__PROMPT__. Each entry below is to be transcribed exactly.

/---

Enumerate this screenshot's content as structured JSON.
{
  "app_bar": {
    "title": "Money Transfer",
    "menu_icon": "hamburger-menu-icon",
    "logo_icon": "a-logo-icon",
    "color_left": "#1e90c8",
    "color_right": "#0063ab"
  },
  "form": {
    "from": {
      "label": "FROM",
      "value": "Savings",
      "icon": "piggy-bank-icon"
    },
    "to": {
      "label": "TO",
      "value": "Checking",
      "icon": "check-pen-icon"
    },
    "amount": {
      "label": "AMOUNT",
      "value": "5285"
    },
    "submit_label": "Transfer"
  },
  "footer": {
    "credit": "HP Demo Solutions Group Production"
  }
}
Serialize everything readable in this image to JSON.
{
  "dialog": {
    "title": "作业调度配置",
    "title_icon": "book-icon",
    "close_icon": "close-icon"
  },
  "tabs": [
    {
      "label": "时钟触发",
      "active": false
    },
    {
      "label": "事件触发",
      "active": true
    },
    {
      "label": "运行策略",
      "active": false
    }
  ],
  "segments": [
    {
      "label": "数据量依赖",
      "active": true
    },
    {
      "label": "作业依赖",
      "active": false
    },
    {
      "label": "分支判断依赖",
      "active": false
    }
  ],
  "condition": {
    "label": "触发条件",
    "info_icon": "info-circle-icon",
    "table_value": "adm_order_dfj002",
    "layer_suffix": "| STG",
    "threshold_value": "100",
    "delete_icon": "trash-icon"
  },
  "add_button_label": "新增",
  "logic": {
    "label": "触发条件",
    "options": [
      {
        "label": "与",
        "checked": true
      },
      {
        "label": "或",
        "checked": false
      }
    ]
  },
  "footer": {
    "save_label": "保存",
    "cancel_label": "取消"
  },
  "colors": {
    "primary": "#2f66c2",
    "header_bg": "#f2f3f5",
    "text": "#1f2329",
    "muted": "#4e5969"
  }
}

\---

__ANSWER TO THIS EXERCISE__.
Enumerate this screenshot's content as structured JSON.
{
  "app_bar": {
    "title": "Money Transfer",
    "menu_icon": "hamburger-menu-icon",
    "logo_icon": "a-logo-icon",
    "color_left": "#1e90c8",
    "color_right": "#0063ab"
  },
  "form": {
    "from": {
      "label": "FROM",
      "value": "Savings",
      "icon": "piggy-bank-icon"
    },
    "to": {
      "label": "TO",
      "value": "Checking",
      "icon": "check-pen-icon"
    },
    "amount": {
      "label": "AMOUNT",
      "value": "5285"
    },
    "submit_label": "Transfer"
  },
  "footer": {
    "credit": "HP Demo Solutions Group Production"
  }
}
Serialize everything readable in this image to JSON.
{
  "dialog": {
    "title": "作业调度配置",
    "title_icon": "book-icon",
    "close_icon": "close-icon"
  },
  "tabs": [
    {
      "label": "时钟触发",
      "active": false
    },
    {
      "label": "事件触发",
      "active": true
    },
    {
      "label": "运行策略",
      "active": false
    }
  ],
  "segments": [
    {
      "label": "数据量依赖",
      "active": true
    },
    {
      "label": "作业依赖",
      "active": false
    },
    {
      "label": "分支判断依赖",
      "active": false
    }
  ],
  "condition": {
    "label": "触发条件",
    "info_icon": "info-circle-icon",
    "table_value": "adm_order_dfj002",
    "layer_suffix": "| STG",
    "threshold_value": "100",
    "delete_icon": "trash-icon"
  },
  "add_button_label": "新增",
  "logic": {
    "label": "触发条件",
    "options": [
      {
        "label": "与",
        "checked": true
      },
      {
        "label": "或",
        "checked": false
      }
    ]
  },
  "footer": {
    "save_label": "保存",
    "cancel_label": "取消"
  },
  "colors": {
    "primary": "#2f66c2",
    "header_bg": "#f2f3f5",
    "text": "#1f2329",
    "muted": "#4e5969"
  }
}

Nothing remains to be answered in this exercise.